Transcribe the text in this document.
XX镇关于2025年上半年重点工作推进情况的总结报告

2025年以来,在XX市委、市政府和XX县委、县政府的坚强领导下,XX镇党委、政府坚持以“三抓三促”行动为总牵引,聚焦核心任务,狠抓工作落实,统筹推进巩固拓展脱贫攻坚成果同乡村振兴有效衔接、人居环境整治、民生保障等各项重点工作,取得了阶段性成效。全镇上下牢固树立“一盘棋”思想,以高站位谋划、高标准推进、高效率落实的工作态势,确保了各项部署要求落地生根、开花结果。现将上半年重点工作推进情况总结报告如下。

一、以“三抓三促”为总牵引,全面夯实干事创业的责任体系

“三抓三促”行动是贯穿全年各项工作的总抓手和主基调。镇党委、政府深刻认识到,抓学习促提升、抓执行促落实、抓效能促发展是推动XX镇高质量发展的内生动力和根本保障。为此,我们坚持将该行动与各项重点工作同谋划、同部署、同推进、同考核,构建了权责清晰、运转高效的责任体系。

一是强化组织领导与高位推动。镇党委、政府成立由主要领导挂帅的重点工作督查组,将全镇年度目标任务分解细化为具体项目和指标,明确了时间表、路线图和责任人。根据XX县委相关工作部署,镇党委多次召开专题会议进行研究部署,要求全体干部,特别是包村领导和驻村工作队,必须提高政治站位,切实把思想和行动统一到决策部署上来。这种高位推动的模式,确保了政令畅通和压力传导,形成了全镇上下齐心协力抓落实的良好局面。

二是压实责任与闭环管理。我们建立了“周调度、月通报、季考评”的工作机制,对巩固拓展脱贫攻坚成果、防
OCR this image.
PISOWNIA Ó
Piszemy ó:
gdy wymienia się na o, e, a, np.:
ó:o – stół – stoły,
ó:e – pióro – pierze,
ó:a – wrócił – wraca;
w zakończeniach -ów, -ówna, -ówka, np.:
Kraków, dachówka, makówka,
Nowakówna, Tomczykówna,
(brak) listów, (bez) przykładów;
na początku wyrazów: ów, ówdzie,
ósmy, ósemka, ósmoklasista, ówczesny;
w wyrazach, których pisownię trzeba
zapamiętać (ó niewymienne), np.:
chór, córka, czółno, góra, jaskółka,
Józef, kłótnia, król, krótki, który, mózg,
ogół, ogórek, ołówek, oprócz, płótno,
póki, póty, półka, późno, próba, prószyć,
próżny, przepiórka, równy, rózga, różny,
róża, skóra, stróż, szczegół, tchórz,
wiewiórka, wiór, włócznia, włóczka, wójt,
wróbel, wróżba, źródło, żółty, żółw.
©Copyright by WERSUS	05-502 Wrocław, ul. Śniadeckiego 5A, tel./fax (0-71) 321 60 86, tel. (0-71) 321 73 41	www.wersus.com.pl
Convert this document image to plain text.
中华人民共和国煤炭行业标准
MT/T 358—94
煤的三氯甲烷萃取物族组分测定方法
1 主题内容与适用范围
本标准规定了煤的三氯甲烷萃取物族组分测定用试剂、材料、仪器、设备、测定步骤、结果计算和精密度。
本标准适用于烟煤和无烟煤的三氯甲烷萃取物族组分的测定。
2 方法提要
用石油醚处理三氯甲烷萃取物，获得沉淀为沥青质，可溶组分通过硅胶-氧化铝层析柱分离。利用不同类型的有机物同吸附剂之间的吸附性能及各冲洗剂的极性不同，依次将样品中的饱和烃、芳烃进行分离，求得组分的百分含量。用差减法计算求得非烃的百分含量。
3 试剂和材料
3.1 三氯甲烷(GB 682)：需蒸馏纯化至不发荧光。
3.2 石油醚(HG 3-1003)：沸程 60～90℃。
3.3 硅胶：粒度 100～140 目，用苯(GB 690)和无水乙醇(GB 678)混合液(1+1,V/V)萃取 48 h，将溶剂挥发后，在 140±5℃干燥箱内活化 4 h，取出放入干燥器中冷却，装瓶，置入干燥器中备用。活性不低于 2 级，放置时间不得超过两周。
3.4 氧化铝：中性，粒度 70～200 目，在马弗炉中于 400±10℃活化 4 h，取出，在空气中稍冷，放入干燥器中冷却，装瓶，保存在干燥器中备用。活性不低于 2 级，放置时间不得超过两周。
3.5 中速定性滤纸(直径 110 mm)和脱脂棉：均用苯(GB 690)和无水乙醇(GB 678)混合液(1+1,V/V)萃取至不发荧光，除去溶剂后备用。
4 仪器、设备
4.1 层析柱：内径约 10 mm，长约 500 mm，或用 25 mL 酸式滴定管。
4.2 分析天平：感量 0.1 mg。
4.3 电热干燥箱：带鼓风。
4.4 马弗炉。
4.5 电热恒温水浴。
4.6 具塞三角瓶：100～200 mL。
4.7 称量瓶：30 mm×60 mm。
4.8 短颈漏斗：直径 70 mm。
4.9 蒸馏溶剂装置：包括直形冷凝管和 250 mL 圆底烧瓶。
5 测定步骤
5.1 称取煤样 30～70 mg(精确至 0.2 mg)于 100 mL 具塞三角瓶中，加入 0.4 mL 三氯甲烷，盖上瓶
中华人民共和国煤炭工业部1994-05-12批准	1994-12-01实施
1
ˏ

Aim of the task. Search the data above for lines holding "活性不低于" and copy each of them.

Answer to this task.
3.3 硅胶：粒度 100～140 目，用苯(GB 690)和无水乙醇(GB 678)混合液(1+1,V/V)萃取 48 h，将溶剂挥发后，在 140±5℃干燥箱内活化 4 h，取出放入干燥器中冷却，装瓶，置入干燥器中备用。活性不低于 2 级，放置时间不得超过两周。
3.4 氧化铝：中性，粒度 70～200 目，在马弗炉中于 400±10℃活化 4 h，取出，在空气中稍冷，放入干燥器中冷却，装瓶，保存在干燥器中备用。活性不低于 2 级，放置时间不得超过两周。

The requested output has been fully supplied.